Task to carry out:
From the entries that follow, pick out all lines holding "time".

_____

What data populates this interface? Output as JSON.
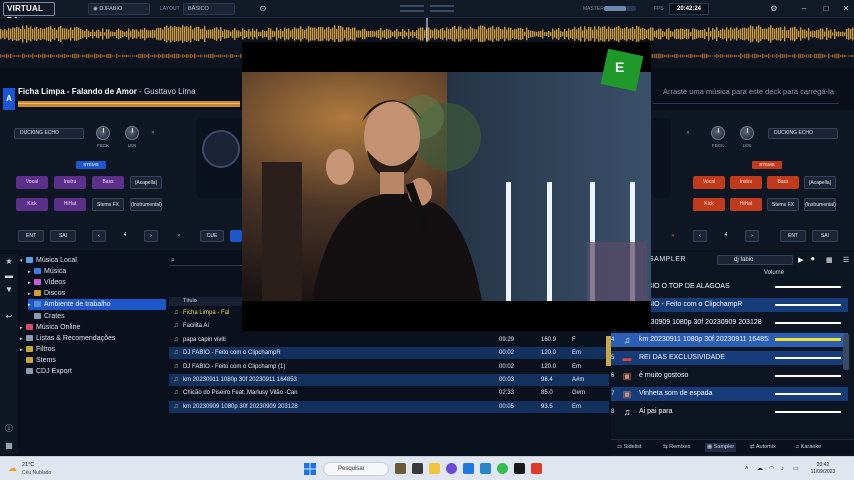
{
  "topbar": {
    "logo": "VIRTUAL DJ",
    "profile_label": "DJFABIO",
    "layout_label": "LAYOUT",
    "layout_value": "BÁSICO",
    "master_label": "MASTER",
    "fps_label": "FPS",
    "clock": "20:42:24"
  },
  "deck_a": {
    "letter": "A",
    "title": "Ficha Limpa - Falando de Amor",
    "artist": " - Gusttavo Lima",
    "fx_select": "DUCKING ECHO",
    "knob1_label": "FBCK",
    "knob2_label": "LEN",
    "stems_tag": "STEMS",
    "stems": [
      "Vocal",
      "Instru",
      "Bass",
      "Kick",
      "HiHat"
    ],
    "acapella": "(Acapella)",
    "instrumental": "(Instrumental)",
    "stems_fx": "Stems FX",
    "ent": "ENT",
    "sai": "SAI",
    "loop_prev": "‹",
    "loop_value": "4",
    "loop_next": "›",
    "cue": "CUE",
    "loop_label": "LOOP",
    "pitch_label": "PAD"
  },
  "deck_b": {
    "hint": "Arraste uma música para este deck para carregá-la",
    "fx_select": "DUCKING ECHO",
    "knob1_label": "FBCK",
    "knob2_label": "LEN",
    "stems_tag": "STEMS",
    "stems": [
      "Vocal",
      "Instru",
      "Bass",
      "Kick",
      "HiHat"
    ],
    "acapella": "(Acapella)",
    "instrumental": "(Instrumental)",
    "stems_fx": "Stems FX",
    "ent": "ENT",
    "sai": "SAI",
    "loop_prev": "‹",
    "loop_value": "4",
    "loop_next": "›",
    "loop_label": "LOOP",
    "pitch_label": "PAD"
  },
  "tree": [
    {
      "label": "Música Local",
      "indent": 0,
      "color": "#5aa0e6",
      "expand": "▾"
    },
    {
      "label": "Música",
      "indent": 1,
      "color": "#3b7de0",
      "expand": "▸"
    },
    {
      "label": "Vídeos",
      "indent": 1,
      "color": "#c85ad8",
      "expand": "▸"
    },
    {
      "label": "Discos",
      "indent": 1,
      "color": "#d99a36",
      "expand": "▸"
    },
    {
      "label": "Ambiente de trabalho",
      "indent": 1,
      "color": "#4f8fd8",
      "expand": "▸",
      "selected": true
    },
    {
      "label": "Crates",
      "indent": 1,
      "color": "#8b9bb2",
      "expand": ""
    },
    {
      "label": "Música Online",
      "indent": 0,
      "color": "#d84a6a",
      "expand": "▸"
    },
    {
      "label": "Listas & Recomendações",
      "indent": 0,
      "color": "#8b9bb2",
      "expand": "▸"
    },
    {
      "label": "Filtros",
      "indent": 0,
      "color": "#c8a640",
      "expand": "▸"
    },
    {
      "label": "Stems",
      "indent": 0,
      "color": "#c8a640",
      "expand": ""
    },
    {
      "label": "CDJ Export",
      "indent": 0,
      "color": "#8b9bb2",
      "expand": ""
    }
  ],
  "file_list": {
    "col_title": "Título",
    "rows": [
      {
        "title": "Ficha Limpa - Fal",
        "time": "",
        "bpm": "",
        "key": "",
        "highlight": false,
        "title_color": "#f1de3a"
      },
      {
        "title": "Facilita Aí",
        "time": "",
        "bpm": "",
        "key": "",
        "highlight": false,
        "title_color": "#e6ecf5"
      },
      {
        "title": "papa capin viviti",
        "time": "09:29",
        "bpm": "160.9",
        "key": "F",
        "highlight": false,
        "title_color": "#e6ecf5"
      },
      {
        "title": "DJ FABIO - Feito com o ClipchampR",
        "time": "00:02",
        "bpm": "120.0",
        "key": "Em",
        "highlight": true,
        "title_color": "#e6ecf5"
      },
      {
        "title": "DJ FABIO - Feito com o Clipchamp (1)",
        "time": "00:02",
        "bpm": "120.0",
        "key": "Em",
        "highlight": false,
        "title_color": "#e6ecf5"
      },
      {
        "title": "km 20230911 1080p 30f 20230911 164853",
        "time": "00:03",
        "bpm": "98.4",
        "key": "A#m",
        "highlight": true,
        "title_color": "#e6ecf5"
      },
      {
        "title": "Chicão do Piseiro Feat. Marlusy Vilão -Can",
        "time": "02:33",
        "bpm": "85.0",
        "key": "G#m",
        "highlight": false,
        "title_color": "#e6ecf5"
      },
      {
        "title": "km 20230909 1080p 30f 20230909 203128",
        "time": "00:05",
        "bpm": "93.5",
        "key": "Em",
        "highlight": true,
        "title_color": "#e6ecf5"
      }
    ]
  },
  "sampler": {
    "title": "SAMPLER",
    "preset": "dj fabio",
    "col_volume": "Volume",
    "rows": [
      {
        "num": "",
        "name": "FABIO O TOP DE ALAGOAS",
        "style": "dark",
        "vol": "w"
      },
      {
        "num": "",
        "name": "FABIO - Feito com o ClipchampR",
        "style": "blue",
        "vol": "w"
      },
      {
        "num": "",
        "name": "20230909 1080p 30f 20230909 203128",
        "style": "dark",
        "vol": "w"
      },
      {
        "num": "4",
        "name": "km 20230911 1080p 30f 20230911 164853",
        "style": "sel",
        "vol": "y"
      },
      {
        "num": "5",
        "name": "REI DAS EXCLUSIVIDADE",
        "style": "blue",
        "vol": "w"
      },
      {
        "num": "6",
        "name": "é muito gostoso",
        "style": "dark",
        "vol": "w"
      },
      {
        "num": "7",
        "name": "Vinheta som de espada",
        "style": "blue",
        "vol": "w"
      },
      {
        "num": "8",
        "name": "Ai pai para",
        "style": "dark",
        "vol": "w"
      }
    ],
    "tabs": [
      "Sidelist",
      "Remixes",
      "Sampler",
      "Automix",
      "Karaoke"
    ]
  },
  "taskbar": {
    "temp": "21°C",
    "weather": "Céu Nublado",
    "search": "Pesquisar",
    "time": "20:42",
    "date": "11/09/2023"
  },
  "colors": {
    "accent": "#1d56c8",
    "stem_purple": "#5c2f8a",
    "stem_red": "#c23a1c",
    "sampler_blue": "#163d7a"
  }
}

_____

Answer to the task:
        "time": "",
        "time": "",
        "time": "09:29",
        "time": "00:02",
        "time": "00:02",
        "time": "00:03",
        "time": "02:33",
        "time": "00:05",
    "time": "20:42",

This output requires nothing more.